Work to complete: Where the data below has the string "value", return the whole line.

Stored records:
* * *
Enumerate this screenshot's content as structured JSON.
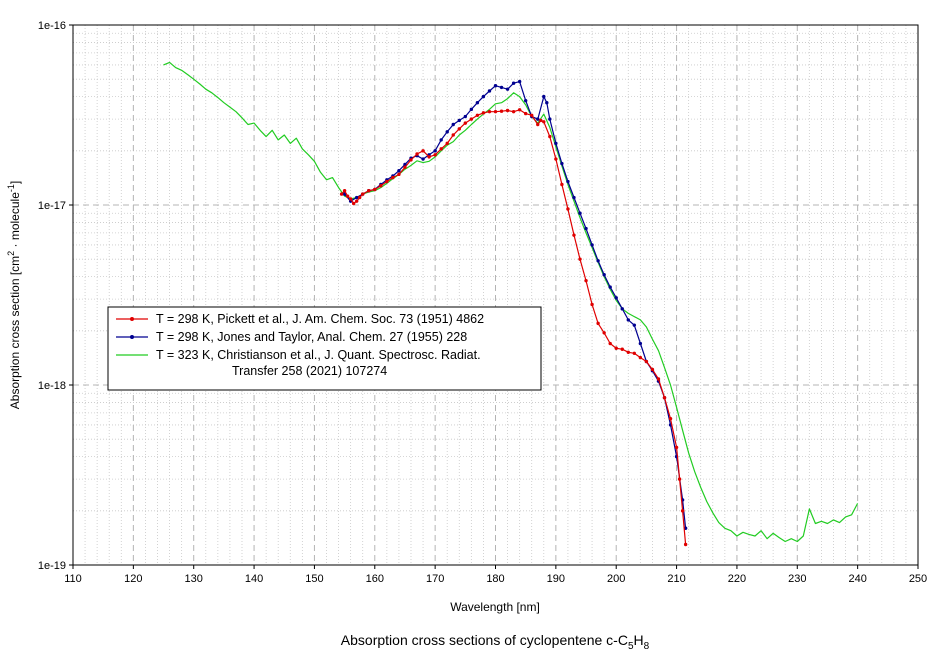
{
  "chart_data": {
    "type": "line",
    "title": "Absorption cross sections of cyclopentene c-C5H8",
    "title_parts": {
      "prefix": "Absorption cross sections of cyclopentene c-C",
      "sub1": "5",
      "mid": "H",
      "sub2": "8"
    },
    "xlabel": "Wavelength [nm]",
    "ylabel_parts": {
      "a": "Absorption cross section [cm",
      "sup1": "2",
      "b": " · molecule",
      "sup2": "-1",
      "c": "]"
    },
    "x_scale": "linear",
    "y_scale": "log",
    "xlim": [
      110,
      250
    ],
    "ylim": [
      1e-19,
      1e-16
    ],
    "x_ticks": [
      110,
      120,
      130,
      140,
      150,
      160,
      170,
      180,
      190,
      200,
      210,
      220,
      230,
      240,
      250
    ],
    "y_ticks": [
      {
        "value": 1e-19,
        "label": "1e-19"
      },
      {
        "value": 1e-18,
        "label": "1e-18"
      },
      {
        "value": 1e-17,
        "label": "1e-17"
      },
      {
        "value": 1e-16,
        "label": "1e-16"
      }
    ],
    "grid": true,
    "legend_position": "center-left",
    "series": [
      {
        "name": "T = 298 K, Pickett et al., J. Am. Chem. Soc. 73 (1951) 4862",
        "legend_lines": [
          "T = 298 K, Pickett et al., J. Am. Chem. Soc. 73 (1951) 4862"
        ],
        "color": "#e00000",
        "marker": "dot",
        "x": [
          154.5,
          155,
          155.5,
          156,
          156.5,
          157,
          157.5,
          158,
          159,
          160,
          161,
          162,
          163,
          164,
          165,
          166,
          167,
          168,
          169,
          170,
          171,
          172,
          173,
          174,
          175,
          176,
          177,
          178,
          179,
          180,
          181,
          182,
          183,
          184,
          185,
          186,
          187,
          187.5,
          188,
          189,
          190,
          191,
          192,
          193,
          194,
          195,
          196,
          197,
          198,
          199,
          200,
          201,
          202,
          203,
          204,
          205,
          206,
          207,
          208,
          209,
          210,
          210.5,
          211,
          211.5
        ],
        "y": [
          1.15e-17,
          1.2e-17,
          1.12e-17,
          1.08e-17,
          1.02e-17,
          1.05e-17,
          1.1e-17,
          1.15e-17,
          1.2e-17,
          1.22e-17,
          1.28e-17,
          1.35e-17,
          1.42e-17,
          1.48e-17,
          1.62e-17,
          1.78e-17,
          1.92e-17,
          2e-17,
          1.85e-17,
          1.9e-17,
          2.05e-17,
          2.2e-17,
          2.45e-17,
          2.65e-17,
          2.85e-17,
          3e-17,
          3.15e-17,
          3.25e-17,
          3.3e-17,
          3.3e-17,
          3.32e-17,
          3.35e-17,
          3.3e-17,
          3.38e-17,
          3.22e-17,
          3.15e-17,
          2.8e-17,
          2.95e-17,
          2.9e-17,
          2.4e-17,
          1.8e-17,
          1.3e-17,
          9.5e-18,
          6.8e-18,
          5e-18,
          3.8e-18,
          2.8e-18,
          2.2e-18,
          1.95e-18,
          1.7e-18,
          1.6e-18,
          1.58e-18,
          1.52e-18,
          1.5e-18,
          1.42e-18,
          1.35e-18,
          1.22e-18,
          1.08e-18,
          8.5e-19,
          6.5e-19,
          4.5e-19,
          3e-19,
          2e-19,
          1.3e-19
        ]
      },
      {
        "name": "T = 298 K, Jones and Taylor, Anal. Chem. 27 (1955) 228",
        "legend_lines": [
          "T = 298 K, Jones and Taylor, Anal. Chem. 27 (1955) 228"
        ],
        "color": "#000090",
        "marker": "dot",
        "x": [
          155,
          156,
          157,
          158,
          159,
          160,
          161,
          162,
          163,
          164,
          165,
          166,
          167,
          168,
          169,
          170,
          171,
          172,
          173,
          174,
          175,
          176,
          177,
          178,
          179,
          180,
          181,
          182,
          183,
          184,
          185,
          186,
          187,
          188,
          188.5,
          189,
          190,
          191,
          192,
          193,
          194,
          195,
          196,
          197,
          198,
          199,
          200,
          201,
          202,
          203,
          204,
          205,
          206,
          207,
          208,
          209,
          210,
          211,
          211.5
        ],
        "y": [
          1.15e-17,
          1.05e-17,
          1.1e-17,
          1.15e-17,
          1.2e-17,
          1.22e-17,
          1.3e-17,
          1.38e-17,
          1.45e-17,
          1.55e-17,
          1.68e-17,
          1.82e-17,
          1.88e-17,
          1.8e-17,
          1.9e-17,
          2e-17,
          2.3e-17,
          2.55e-17,
          2.8e-17,
          2.95e-17,
          3.1e-17,
          3.4e-17,
          3.7e-17,
          4e-17,
          4.3e-17,
          4.6e-17,
          4.5e-17,
          4.4e-17,
          4.75e-17,
          4.85e-17,
          3.8e-17,
          3.1e-17,
          3e-17,
          4e-17,
          3.7e-17,
          3e-17,
          2.2e-17,
          1.7e-17,
          1.35e-17,
          1.1e-17,
          9e-18,
          7.4e-18,
          6e-18,
          4.9e-18,
          4.1e-18,
          3.5e-18,
          3.05e-18,
          2.65e-18,
          2.3e-18,
          2.15e-18,
          1.7e-18,
          1.35e-18,
          1.2e-18,
          1.05e-18,
          8.5e-19,
          6e-19,
          4e-19,
          2.3e-19,
          1.6e-19
        ]
      },
      {
        "name": "T = 323 K, Christianson et al., J. Quant. Spectrosc. Radiat. Transfer 258 (2021) 107274",
        "legend_lines": [
          "T = 323 K, Christianson et al., J. Quant. Spectrosc. Radiat.",
          "Transfer 258 (2021) 107274"
        ],
        "color": "#22cc22",
        "marker": "none",
        "x": [
          125,
          126,
          127,
          128,
          129,
          130,
          131,
          132,
          133,
          134,
          135,
          136,
          137,
          138,
          139,
          140,
          141,
          142,
          143,
          144,
          145,
          146,
          147,
          148,
          149,
          150,
          151,
          152,
          153,
          154,
          155,
          156,
          157,
          158,
          159,
          160,
          161,
          162,
          163,
          164,
          165,
          166,
          167,
          168,
          169,
          170,
          171,
          172,
          173,
          174,
          175,
          176,
          177,
          178,
          179,
          180,
          181,
          182,
          183,
          184,
          185,
          186,
          187,
          188,
          189,
          190,
          191,
          192,
          193,
          194,
          195,
          196,
          197,
          198,
          199,
          200,
          201,
          202,
          203,
          204,
          205,
          206,
          207,
          208,
          209,
          210,
          211,
          212,
          213,
          214,
          215,
          216,
          217,
          218,
          219,
          220,
          221,
          222,
          223,
          224,
          225,
          226,
          227,
          228,
          229,
          230,
          231,
          232,
          233,
          234,
          235,
          236,
          237,
          238,
          239,
          240
        ],
        "y": [
          6e-17,
          6.2e-17,
          5.8e-17,
          5.6e-17,
          5.3e-17,
          5e-17,
          4.7e-17,
          4.4e-17,
          4.2e-17,
          3.95e-17,
          3.7e-17,
          3.5e-17,
          3.3e-17,
          3.05e-17,
          2.8e-17,
          2.85e-17,
          2.6e-17,
          2.4e-17,
          2.6e-17,
          2.3e-17,
          2.45e-17,
          2.2e-17,
          2.35e-17,
          2.05e-17,
          1.9e-17,
          1.75e-17,
          1.52e-17,
          1.38e-17,
          1.42e-17,
          1.25e-17,
          1.12e-17,
          1.08e-17,
          1.1e-17,
          1.15e-17,
          1.18e-17,
          1.2e-17,
          1.25e-17,
          1.32e-17,
          1.4e-17,
          1.48e-17,
          1.58e-17,
          1.66e-17,
          1.76e-17,
          1.72e-17,
          1.75e-17,
          1.85e-17,
          2e-17,
          2.15e-17,
          2.25e-17,
          2.45e-17,
          2.6e-17,
          2.8e-17,
          3e-17,
          3.2e-17,
          3.4e-17,
          3.65e-17,
          3.7e-17,
          3.9e-17,
          4.2e-17,
          4e-17,
          3.6e-17,
          3.1e-17,
          2.85e-17,
          3.2e-17,
          2.7e-17,
          2.1e-17,
          1.65e-17,
          1.3e-17,
          1.05e-17,
          8.5e-18,
          7e-18,
          5.8e-18,
          4.8e-18,
          4e-18,
          3.4e-18,
          2.95e-18,
          2.65e-18,
          2.5e-18,
          2.4e-18,
          2.3e-18,
          2.1e-18,
          1.8e-18,
          1.55e-18,
          1.25e-18,
          1e-18,
          7.5e-19,
          5.6e-19,
          4.2e-19,
          3.3e-19,
          2.7e-19,
          2.25e-19,
          1.95e-19,
          1.72e-19,
          1.6e-19,
          1.55e-19,
          1.45e-19,
          1.52e-19,
          1.48e-19,
          1.45e-19,
          1.55e-19,
          1.4e-19,
          1.5e-19,
          1.42e-19,
          1.35e-19,
          1.4e-19,
          1.35e-19,
          1.45e-19,
          2.05e-19,
          1.7e-19,
          1.75e-19,
          1.7e-19,
          1.78e-19,
          1.72e-19,
          1.85e-19,
          1.9e-19,
          2.2e-19
        ]
      }
    ]
  }
}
* * *
Answer below:
        "value": 1e-19,
        "value": 1e-18,
        "value": 1e-17,
        "value": 1e-16,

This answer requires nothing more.